### Aim of the exercise
Continue the bug-report discussion about text extraction from a Ghostscript-processed PDF, starting right after its final sentence.

### Text extract
☆ ☆ ☆ ☆
Or are you saying that the tesseract pdf isn't valid to begin with?
I'm a bit confused about this.

I'd be thankful for any further explanation on this, because i'd
really like to understand better what the actual problem is here.
(In case my questions can't be answered in a reasonable way for a
"pdf noob" i also accept "read/learn the pdf spec" as an answer. ;))

Comment 3 Ken Sharp 2015-08-01 01:58:19 UTC

(In reply to RegEchse from comment #2)

> > (...) so the resulting PDF file produced by pdfwrite *also* does not contain spaces.
> As i said, i can't extract any information from your two source samples
> but all i notice is that this "*also*" is somewhat dubious; because what i
> observe is that the original (tesseract) pdf _is_ nicely searchable and the
> gs processed one is simply not (which contradicts the whole point of
> ocr-ing).
> So something has to be different between how these "no white spaces" are
> represented
> before and after gs.

I didn't say that there were no differences. In fact there is something decidedly weird about the way Acrobat (I'm assuming you are using Acrobat) is dealing with the output file.

Under some conditions copy and paste does result in Acrobat inserting spaces in the copied text (but note that this has nothing to do with the actual character codes in the PDF file). Under other conditions, this doesn't happen. However, in this case the initial character is dropped. I did mention this in the last paragraph of comment #1.
☆ ☆ ☆ ☆
### Data entries
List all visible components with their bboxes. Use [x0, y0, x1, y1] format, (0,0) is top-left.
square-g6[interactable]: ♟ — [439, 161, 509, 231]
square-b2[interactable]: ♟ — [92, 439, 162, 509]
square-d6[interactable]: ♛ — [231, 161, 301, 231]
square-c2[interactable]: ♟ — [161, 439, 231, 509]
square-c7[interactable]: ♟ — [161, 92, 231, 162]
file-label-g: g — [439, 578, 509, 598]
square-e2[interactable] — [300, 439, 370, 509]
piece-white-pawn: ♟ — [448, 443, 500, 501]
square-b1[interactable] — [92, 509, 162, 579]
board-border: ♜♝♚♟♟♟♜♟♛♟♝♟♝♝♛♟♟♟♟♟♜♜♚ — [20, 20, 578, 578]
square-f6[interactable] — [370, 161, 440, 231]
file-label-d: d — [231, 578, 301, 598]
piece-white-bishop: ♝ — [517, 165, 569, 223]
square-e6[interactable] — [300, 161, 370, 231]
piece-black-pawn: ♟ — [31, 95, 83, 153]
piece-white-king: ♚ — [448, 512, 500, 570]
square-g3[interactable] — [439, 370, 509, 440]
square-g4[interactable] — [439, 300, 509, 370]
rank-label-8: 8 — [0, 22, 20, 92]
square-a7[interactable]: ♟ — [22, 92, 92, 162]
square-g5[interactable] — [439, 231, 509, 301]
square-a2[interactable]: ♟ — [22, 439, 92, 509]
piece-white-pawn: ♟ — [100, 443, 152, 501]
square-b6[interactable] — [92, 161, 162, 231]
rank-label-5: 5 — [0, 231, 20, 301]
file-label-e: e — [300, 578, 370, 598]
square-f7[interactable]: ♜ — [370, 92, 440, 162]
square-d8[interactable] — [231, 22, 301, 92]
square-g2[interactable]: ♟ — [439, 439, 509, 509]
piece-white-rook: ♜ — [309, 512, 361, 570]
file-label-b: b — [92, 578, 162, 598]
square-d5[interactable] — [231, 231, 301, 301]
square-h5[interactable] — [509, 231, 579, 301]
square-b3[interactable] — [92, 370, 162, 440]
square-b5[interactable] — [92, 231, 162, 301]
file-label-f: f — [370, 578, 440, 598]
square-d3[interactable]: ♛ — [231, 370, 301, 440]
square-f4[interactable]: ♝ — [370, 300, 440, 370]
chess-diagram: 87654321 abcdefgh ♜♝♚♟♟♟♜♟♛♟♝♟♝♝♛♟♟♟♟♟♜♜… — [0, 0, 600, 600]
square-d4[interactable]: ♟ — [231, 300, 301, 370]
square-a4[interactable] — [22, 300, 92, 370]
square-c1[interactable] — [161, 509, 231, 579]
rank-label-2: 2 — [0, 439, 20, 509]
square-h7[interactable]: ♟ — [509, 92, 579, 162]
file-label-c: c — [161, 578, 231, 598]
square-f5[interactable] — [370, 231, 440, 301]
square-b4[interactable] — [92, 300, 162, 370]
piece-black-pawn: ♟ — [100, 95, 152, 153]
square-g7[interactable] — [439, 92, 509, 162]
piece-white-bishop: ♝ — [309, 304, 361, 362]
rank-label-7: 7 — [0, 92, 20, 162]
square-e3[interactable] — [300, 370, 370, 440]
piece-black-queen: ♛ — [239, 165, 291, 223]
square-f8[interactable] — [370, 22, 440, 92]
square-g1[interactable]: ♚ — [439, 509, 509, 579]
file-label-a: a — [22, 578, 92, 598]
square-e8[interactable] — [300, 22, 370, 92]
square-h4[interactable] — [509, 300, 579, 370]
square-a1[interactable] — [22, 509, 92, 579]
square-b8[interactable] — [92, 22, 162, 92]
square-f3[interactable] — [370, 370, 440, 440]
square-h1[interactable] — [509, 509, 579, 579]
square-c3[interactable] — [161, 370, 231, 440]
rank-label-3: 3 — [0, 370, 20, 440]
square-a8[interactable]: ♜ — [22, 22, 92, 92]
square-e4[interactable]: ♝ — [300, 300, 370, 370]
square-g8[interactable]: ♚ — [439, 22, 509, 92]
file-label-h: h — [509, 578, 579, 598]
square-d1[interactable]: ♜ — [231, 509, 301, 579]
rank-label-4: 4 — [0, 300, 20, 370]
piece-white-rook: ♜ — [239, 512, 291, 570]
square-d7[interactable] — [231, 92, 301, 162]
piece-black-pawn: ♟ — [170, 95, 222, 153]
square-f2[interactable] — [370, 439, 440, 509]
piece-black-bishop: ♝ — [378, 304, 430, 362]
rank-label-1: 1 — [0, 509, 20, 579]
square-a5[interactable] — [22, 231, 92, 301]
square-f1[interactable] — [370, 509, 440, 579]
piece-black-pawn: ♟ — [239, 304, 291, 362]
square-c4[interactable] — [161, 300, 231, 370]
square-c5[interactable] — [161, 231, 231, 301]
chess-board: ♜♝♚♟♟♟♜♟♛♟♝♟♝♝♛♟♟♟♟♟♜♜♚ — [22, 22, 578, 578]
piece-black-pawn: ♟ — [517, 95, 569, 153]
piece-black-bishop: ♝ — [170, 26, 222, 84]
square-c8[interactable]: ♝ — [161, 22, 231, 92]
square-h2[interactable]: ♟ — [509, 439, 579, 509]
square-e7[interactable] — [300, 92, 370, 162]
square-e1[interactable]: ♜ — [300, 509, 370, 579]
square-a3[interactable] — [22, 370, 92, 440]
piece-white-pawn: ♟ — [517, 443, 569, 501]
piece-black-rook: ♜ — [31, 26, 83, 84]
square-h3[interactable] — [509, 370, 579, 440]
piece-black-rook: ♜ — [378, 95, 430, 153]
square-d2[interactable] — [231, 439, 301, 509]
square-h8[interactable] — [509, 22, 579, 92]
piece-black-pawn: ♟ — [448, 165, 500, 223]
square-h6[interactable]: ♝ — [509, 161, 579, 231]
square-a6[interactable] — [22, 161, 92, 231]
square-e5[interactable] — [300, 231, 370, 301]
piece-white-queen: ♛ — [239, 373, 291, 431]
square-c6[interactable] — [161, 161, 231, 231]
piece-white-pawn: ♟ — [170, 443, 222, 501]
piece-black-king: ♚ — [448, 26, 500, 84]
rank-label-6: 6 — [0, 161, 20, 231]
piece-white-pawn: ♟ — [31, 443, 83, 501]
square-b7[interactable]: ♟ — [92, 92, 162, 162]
☆ ☆ ☆ ☆
### Response to the exercise
The presence of the spaces in the pasted text is an artefact of the process, caused by Acrobat, it doesn't indicate the presence of a space character code in the PDF file. (though I can understand why you would think that it does)


> In addition i don't understand/see why this should change. What can gs
> possibly
> change here so that it works before but not afterwards?

Ghostscript is changing *everything* in your PDF file.

The way the pdfwrite device works is that the original input is broken down into marking operations (by the relevant Page Description Language interpreter), which are sent to the device. The device then processes these. In the case of a rendering device it renders to a bitmap, in the case of pdfwrite it builds these graphics primitives into a brand new PDF file. Note that a graphics primitive is something like 'move here', 'draw a line to here', 'draw this bitmap', 'draw some text'. It is not the same as the input page description language.

Many people think that GS+pdfwrite is 'processing' or 'manipulating' or 'editing' their original PDF file, it isn't, its creating a brand new one.

In the case of the input being a PDF file, the output PDF file should have the same visual appearance as the input, that's the design goal of pdfwrite, anything else is a bonus.


> > (...) pdfwrite is unable to determine where the original file has a BT and ET (...)
> That sounds very strange to me: how can a standardized file format be
> ambiguous in such a sense that it can't be parsed in a unique way!?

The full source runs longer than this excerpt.